Excerpts from a figure dataset:
-- start --
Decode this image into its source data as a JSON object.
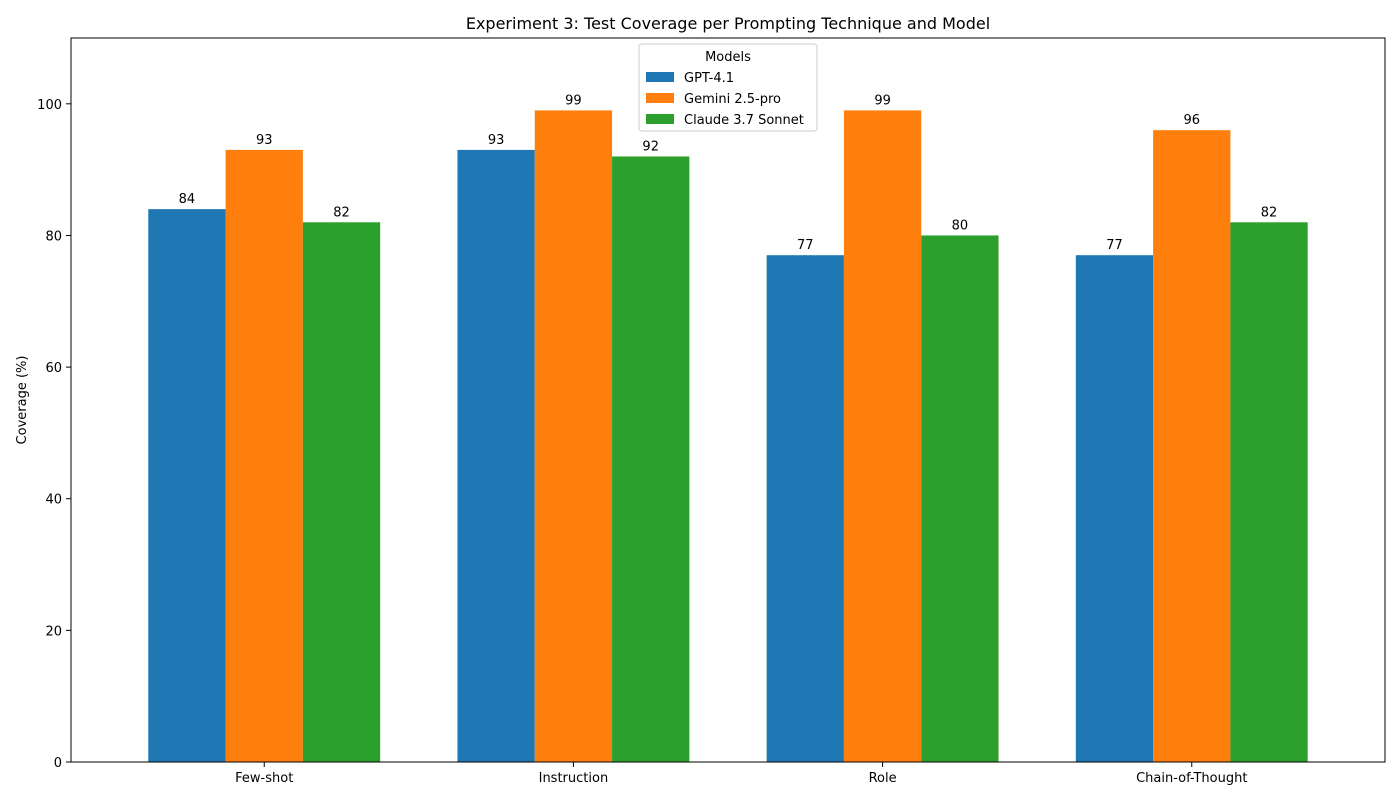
{
  "chart_data": {
    "type": "bar",
    "title": "Experiment 3: Test Coverage per Prompting Technique and Model",
    "xlabel": "",
    "ylabel": "Coverage (%)",
    "categories": [
      "Few-shot",
      "Instruction",
      "Role",
      "Chain-of-Thought"
    ],
    "series": [
      {
        "name": "GPT-4.1",
        "color": "#1f77b4",
        "values": [
          84,
          93,
          77,
          77
        ]
      },
      {
        "name": "Gemini 2.5-pro",
        "color": "#ff7f0e",
        "values": [
          93,
          99,
          99,
          96
        ]
      },
      {
        "name": "Claude 3.7 Sonnet",
        "color": "#2ca02c",
        "values": [
          82,
          92,
          80,
          82
        ]
      }
    ],
    "ylim": [
      0,
      110
    ],
    "yticks": [
      0,
      20,
      40,
      60,
      80,
      100
    ],
    "grid": false,
    "legend": {
      "title": "Models",
      "placement": "top-center"
    }
  }
}
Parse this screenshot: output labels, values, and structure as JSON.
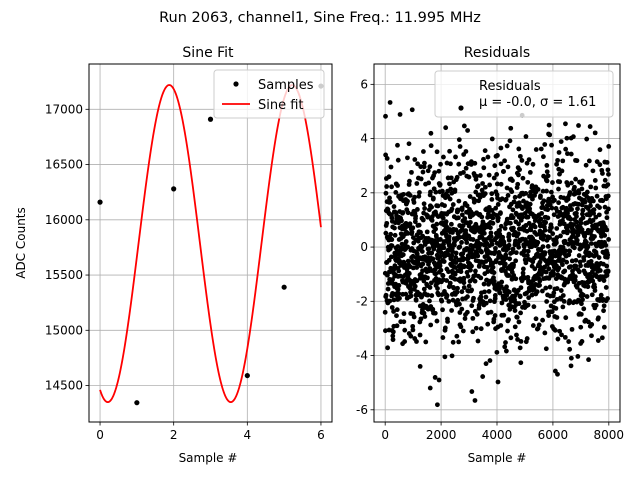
{
  "figure": {
    "suptitle": "Run 2063, channel1, Sine Freq.: 11.995 MHz"
  },
  "chart_data": [
    {
      "type": "line",
      "title": "Sine Fit",
      "xlabel": "Sample #",
      "ylabel": "ADC Counts",
      "xlim": [
        -0.3,
        6.3
      ],
      "ylim": [
        14170,
        17410
      ],
      "xticks": [
        0,
        2,
        4,
        6
      ],
      "yticks": [
        14500,
        15000,
        15500,
        16000,
        16500,
        17000
      ],
      "grid": true,
      "legend_position": "upper right",
      "series": [
        {
          "name": "Samples",
          "style": "points",
          "x": [
            0,
            1,
            2,
            3,
            4,
            5,
            6
          ],
          "y": [
            16160,
            14345,
            16280,
            16910,
            14590,
            15390,
            17210
          ]
        },
        {
          "name": "Sine fit",
          "style": "line",
          "model": {
            "offset": 15785,
            "amplitude": 1435,
            "period": 3.34,
            "phase_sample": 0.21
          },
          "x_range": [
            0,
            6
          ]
        }
      ]
    },
    {
      "type": "scatter",
      "title": "Residuals",
      "xlabel": "Sample #",
      "ylabel": "",
      "xlim": [
        -400,
        8400
      ],
      "ylim": [
        -6.45,
        6.75
      ],
      "xticks": [
        0,
        2000,
        4000,
        6000,
        8000
      ],
      "yticks": [
        -6,
        -4,
        -2,
        0,
        2,
        4,
        6
      ],
      "grid": true,
      "legend_position": "upper right",
      "legend": {
        "name": "Residuals",
        "stats": "μ = -0.0, σ = 1.61"
      },
      "series": [
        {
          "name": "Residuals",
          "n_points": 8000,
          "mean": 0.0,
          "std": 1.61,
          "x_range": [
            0,
            8000
          ],
          "y_range": [
            -5.9,
            6.1
          ]
        }
      ]
    }
  ],
  "colors": {
    "points": "#000000",
    "fit_line": "#ff0000",
    "grid": "#b0b0b0",
    "axes": "#000000",
    "legend_border": "#cccccc"
  }
}
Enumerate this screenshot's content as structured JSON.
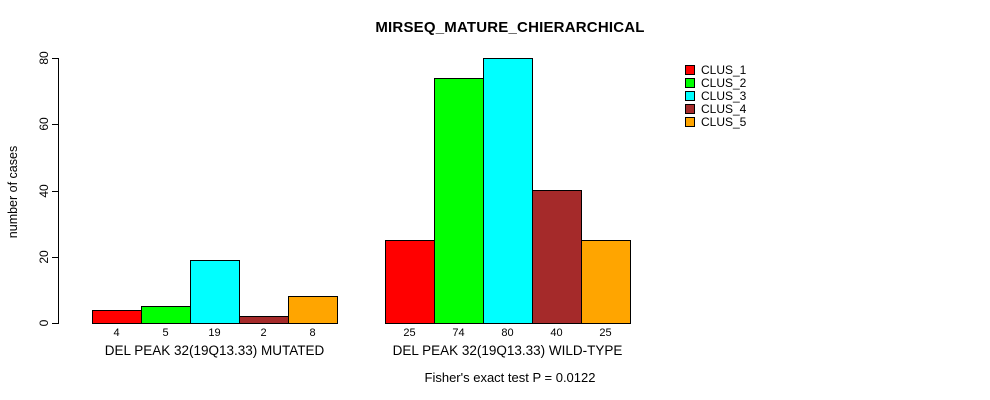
{
  "page": {
    "background": "#ffffff",
    "text_color": "#000000"
  },
  "chart_data": {
    "type": "bar",
    "title": "MIRSEQ_MATURE_CHIERARCHICAL",
    "ylabel": "number of cases",
    "xlabel": "",
    "ylim": [
      0,
      80
    ],
    "yticks": [
      0,
      20,
      40,
      60,
      80
    ],
    "grid": false,
    "legend_position": "top-right",
    "categories": [
      "DEL PEAK 32(19Q13.33) MUTATED",
      "DEL PEAK 32(19Q13.33) WILD-TYPE"
    ],
    "series": [
      {
        "name": "CLUS_1",
        "color": "#FF0000",
        "values": [
          4,
          25
        ]
      },
      {
        "name": "CLUS_2",
        "color": "#00FF00",
        "values": [
          5,
          74
        ]
      },
      {
        "name": "CLUS_3",
        "color": "#00FFFF",
        "values": [
          19,
          80
        ]
      },
      {
        "name": "CLUS_4",
        "color": "#A52A2A",
        "values": [
          2,
          40
        ]
      },
      {
        "name": "CLUS_5",
        "color": "#FFA500",
        "values": [
          8,
          25
        ]
      }
    ],
    "annotation": "Fisher's exact test P = 0.0122",
    "axis_color": "#000000",
    "bar_border_color": "#000000"
  }
}
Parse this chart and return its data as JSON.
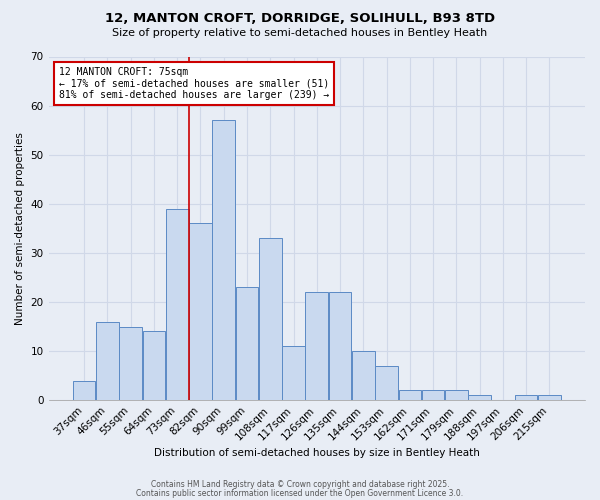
{
  "title1": "12, MANTON CROFT, DORRIDGE, SOLIHULL, B93 8TD",
  "title2": "Size of property relative to semi-detached houses in Bentley Heath",
  "xlabel": "Distribution of semi-detached houses by size in Bentley Heath",
  "ylabel": "Number of semi-detached properties",
  "categories": [
    "37sqm",
    "46sqm",
    "55sqm",
    "64sqm",
    "73sqm",
    "82sqm",
    "90sqm",
    "99sqm",
    "108sqm",
    "117sqm",
    "126sqm",
    "135sqm",
    "144sqm",
    "153sqm",
    "162sqm",
    "171sqm",
    "179sqm",
    "188sqm",
    "197sqm",
    "206sqm",
    "215sqm"
  ],
  "values": [
    4,
    16,
    15,
    14,
    39,
    36,
    57,
    23,
    33,
    11,
    22,
    22,
    10,
    7,
    2,
    2,
    2,
    1,
    0,
    1,
    1
  ],
  "bar_color": "#c9d9ef",
  "bar_edge_color": "#5b8ac5",
  "red_line_bin": 5,
  "red_line_color": "#cc0000",
  "annotation_box_color": "#ffffff",
  "annotation_box_edge": "#cc0000",
  "annotation_line1": "12 MANTON CROFT: 75sqm",
  "annotation_line2": "← 17% of semi-detached houses are smaller (51)",
  "annotation_line3": "81% of semi-detached houses are larger (239) →",
  "grid_color": "#d0d8e8",
  "bg_color": "#e8edf5",
  "ylim": [
    0,
    70
  ],
  "yticks": [
    0,
    10,
    20,
    30,
    40,
    50,
    60,
    70
  ],
  "footer1": "Contains HM Land Registry data © Crown copyright and database right 2025.",
  "footer2": "Contains public sector information licensed under the Open Government Licence 3.0."
}
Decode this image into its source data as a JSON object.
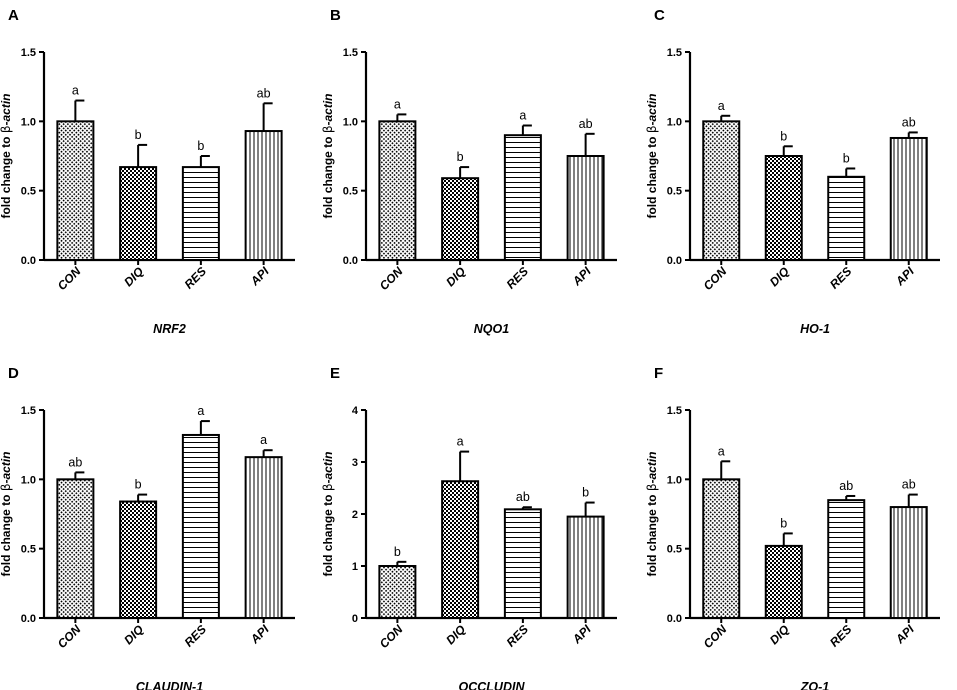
{
  "figure": {
    "ylabel_prefix": "fold change to ",
    "ylabel_beta": "β",
    "ylabel_actin": "-actin"
  },
  "chart_data": [
    {
      "panel": "A",
      "type": "bar",
      "gene": "NRF2",
      "categories": [
        "CON",
        "DIQ",
        "RES",
        "API"
      ],
      "values": [
        1.0,
        0.67,
        0.67,
        0.93
      ],
      "errors": [
        0.15,
        0.16,
        0.08,
        0.2
      ],
      "significance": [
        "a",
        "b",
        "b",
        "ab"
      ],
      "ylim": [
        0,
        1.5
      ],
      "ticks": [
        "0.0",
        "0.5",
        "1.0",
        "1.5"
      ]
    },
    {
      "panel": "B",
      "type": "bar",
      "gene": "NQO1",
      "categories": [
        "CON",
        "DIQ",
        "RES",
        "API"
      ],
      "values": [
        1.0,
        0.59,
        0.9,
        0.75
      ],
      "errors": [
        0.05,
        0.08,
        0.07,
        0.16
      ],
      "significance": [
        "a",
        "b",
        "a",
        "ab"
      ],
      "ylim": [
        0,
        1.5
      ],
      "ticks": [
        "0.0",
        "0.5",
        "1.0",
        "1.5"
      ]
    },
    {
      "panel": "C",
      "type": "bar",
      "gene": "HO-1",
      "categories": [
        "CON",
        "DIQ",
        "RES",
        "API"
      ],
      "values": [
        1.0,
        0.75,
        0.6,
        0.88
      ],
      "errors": [
        0.04,
        0.07,
        0.06,
        0.04
      ],
      "significance": [
        "a",
        "b",
        "b",
        "ab"
      ],
      "ylim": [
        0,
        1.5
      ],
      "ticks": [
        "0.0",
        "0.5",
        "1.0",
        "1.5"
      ]
    },
    {
      "panel": "D",
      "type": "bar",
      "gene": "CLAUDIN-1",
      "categories": [
        "CON",
        "DIQ",
        "RES",
        "API"
      ],
      "values": [
        1.0,
        0.84,
        1.32,
        1.16
      ],
      "errors": [
        0.05,
        0.05,
        0.1,
        0.05
      ],
      "significance": [
        "ab",
        "b",
        "a",
        "a"
      ],
      "ylim": [
        0,
        1.5
      ],
      "ticks": [
        "0.0",
        "0.5",
        "1.0",
        "1.5"
      ]
    },
    {
      "panel": "E",
      "type": "bar",
      "gene": "OCCLUDIN",
      "categories": [
        "CON",
        "DIQ",
        "RES",
        "API"
      ],
      "values": [
        1.0,
        2.63,
        2.09,
        1.95
      ],
      "errors": [
        0.08,
        0.57,
        0.04,
        0.27
      ],
      "significance": [
        "b",
        "a",
        "ab",
        "b"
      ],
      "ylim": [
        0,
        4
      ],
      "ticks": [
        "0",
        "1",
        "2",
        "3",
        "4"
      ]
    },
    {
      "panel": "F",
      "type": "bar",
      "gene": "ZO-1",
      "categories": [
        "CON",
        "DIQ",
        "RES",
        "API"
      ],
      "values": [
        1.0,
        0.52,
        0.85,
        0.8
      ],
      "errors": [
        0.13,
        0.09,
        0.03,
        0.09
      ],
      "significance": [
        "a",
        "b",
        "ab",
        "ab"
      ],
      "ylim": [
        0,
        1.5
      ],
      "ticks": [
        "0.0",
        "0.5",
        "1.0",
        "1.5"
      ]
    }
  ]
}
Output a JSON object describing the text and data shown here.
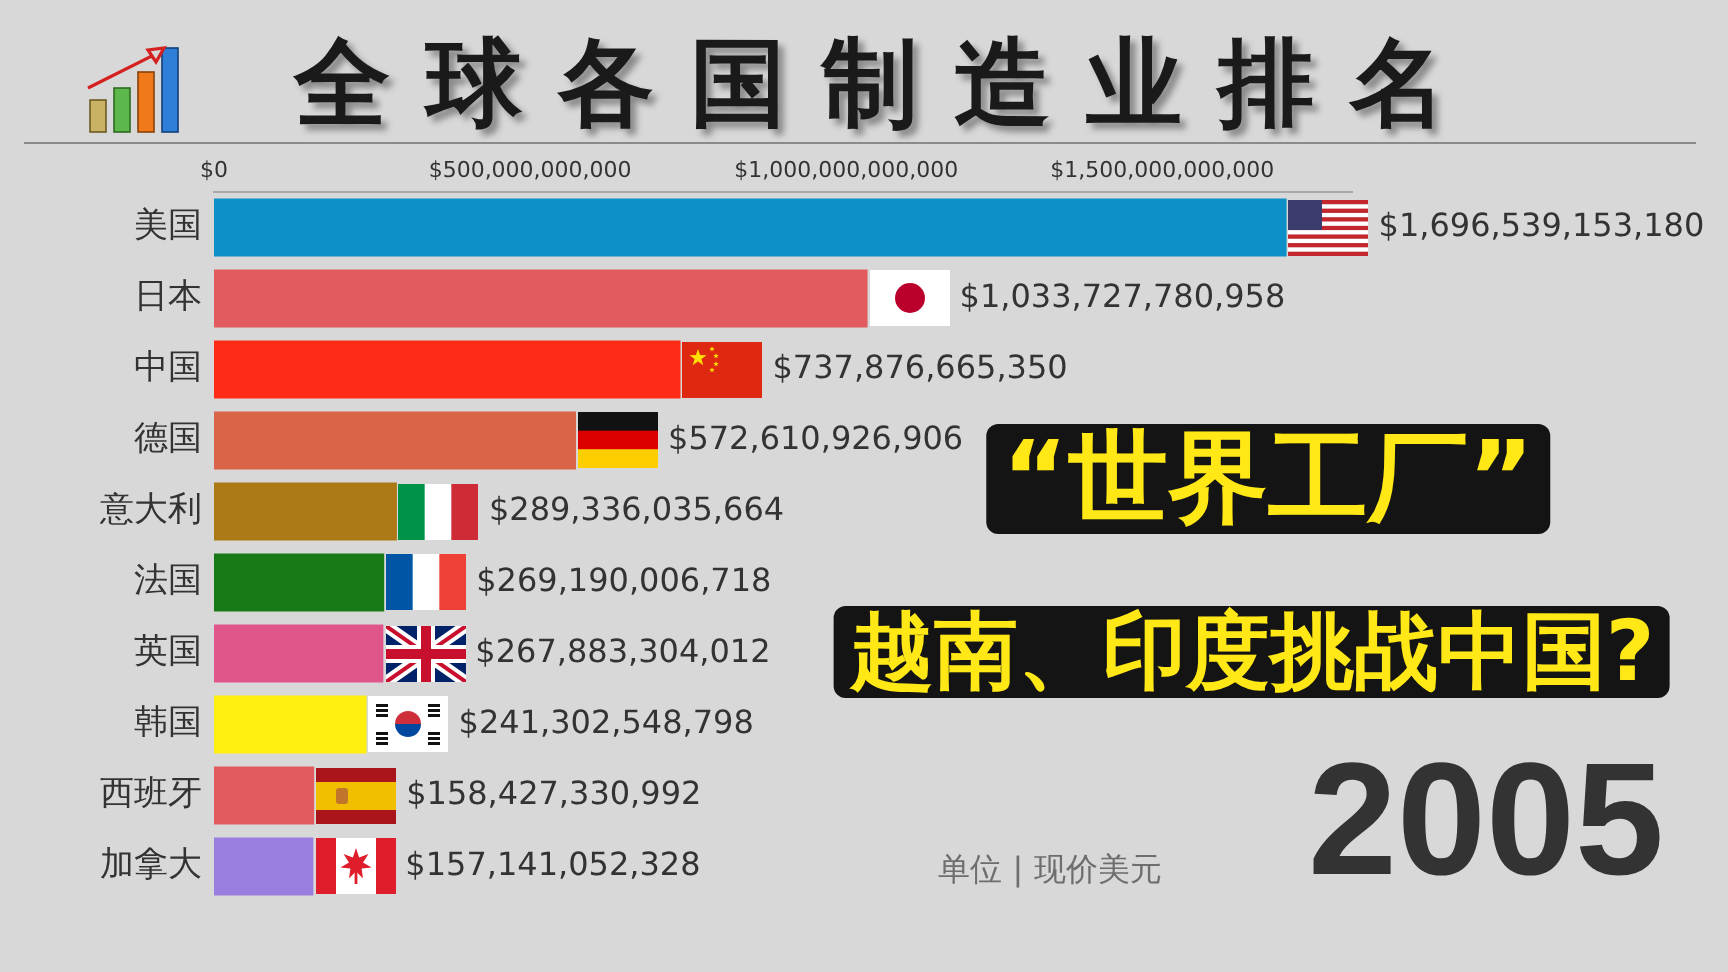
-- end --
• _Problem to solve_
Report how many lines in the entries hold the string "Sine". Nothing but the number is wanted.

• _Exercise solution_
3